━━━━━ INPUT ROWS
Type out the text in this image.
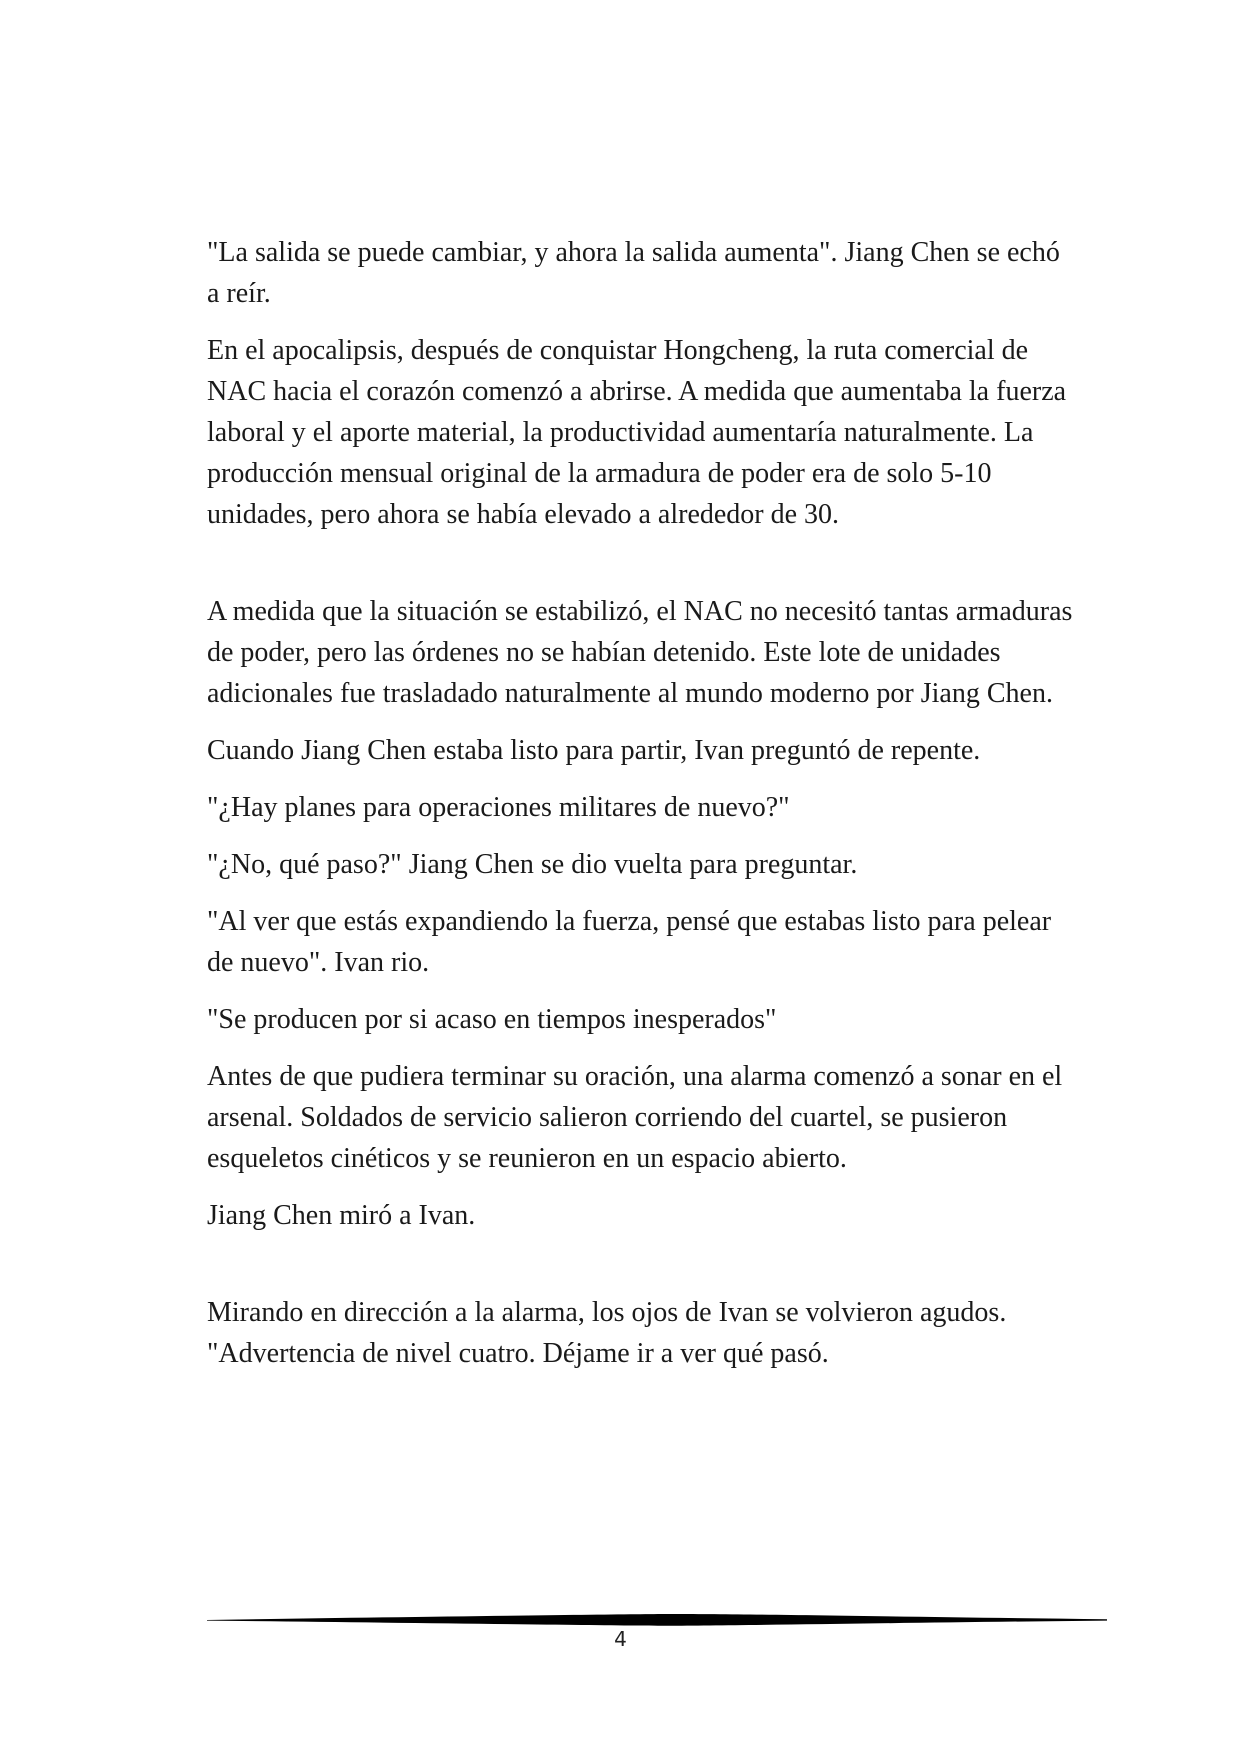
"La salida se puede cambiar, y ahora la salida aumenta". Jiang Chen se echó a reír.

En el apocalipsis, después de conquistar Hongcheng, la ruta comercial de NAC hacia el corazón comenzó a abrirse. A medida que aumentaba la fuerza laboral y el aporte material, la productividad aumentaría naturalmente. La producción mensual original de la armadura de poder era de solo 5-10 unidades, pero ahora se había elevado a alrededor de 30.

A medida que la situación se estabilizó, el NAC no necesitó tantas armaduras de poder, pero las órdenes no se habían detenido. Este lote de unidades adicionales fue trasladado naturalmente al mundo moderno por Jiang Chen.

Cuando Jiang Chen estaba listo para partir, Ivan preguntó de repente.

"¿Hay planes para operaciones militares de nuevo?"

"¿No, qué paso?" Jiang Chen se dio vuelta para preguntar.

"Al ver que estás expandiendo la fuerza, pensé que estabas listo para pelear de nuevo". Ivan rio.

"Se producen por si acaso en tiempos inesperados"

Antes de que pudiera terminar su oración, una alarma comenzó a sonar en el arsenal. Soldados de servicio salieron corriendo del cuartel, se pusieron esqueletos cinéticos y se reunieron en un espacio abierto.

Jiang Chen miró a Ivan.

Mirando en dirección a la alarma, los ojos de Ivan se volvieron agudos. "Advertencia de nivel cuatro. Déjame ir a ver qué pasó.

4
━━━━━━━━━━
__WHAT YOU NEED TO DO__
Pictures don't belong in the copy. Restate all the entries exactly.

__RESULT FOR THIS EXERCISE__
Type out the text in this image.
"La salida se puede cambiar, y ahora la salida aumenta". Jiang Chen se echó a reír.

En el apocalipsis, después de conquistar Hongcheng, la ruta comercial de NAC hacia el corazón comenzó a abrirse. A medida que aumentaba la fuerza laboral y el aporte material, la productividad aumentaría naturalmente. La producción mensual original de la armadura de poder era de solo 5-10 unidades, pero ahora se había elevado a alrededor de 30.

A medida que la situación se estabilizó, el NAC no necesitó tantas armaduras de poder, pero las órdenes no se habían detenido. Este lote de unidades adicionales fue trasladado naturalmente al mundo moderno por Jiang Chen.

Cuando Jiang Chen estaba listo para partir, Ivan preguntó de repente.

"¿Hay planes para operaciones militares de nuevo?"

"¿No, qué paso?" Jiang Chen se dio vuelta para preguntar.

"Al ver que estás expandiendo la fuerza, pensé que estabas listo para pelear de nuevo". Ivan rio.

"Se producen por si acaso en tiempos inesperados"

Antes de que pudiera terminar su oración, una alarma comenzó a sonar en el arsenal. Soldados de servicio salieron corriendo del cuartel, se pusieron esqueletos cinéticos y se reunieron en un espacio abierto.

Jiang Chen miró a Ivan.

Mirando en dirección a la alarma, los ojos de Ivan se volvieron agudos. "Advertencia de nivel cuatro. Déjame ir a ver qué pasó.

4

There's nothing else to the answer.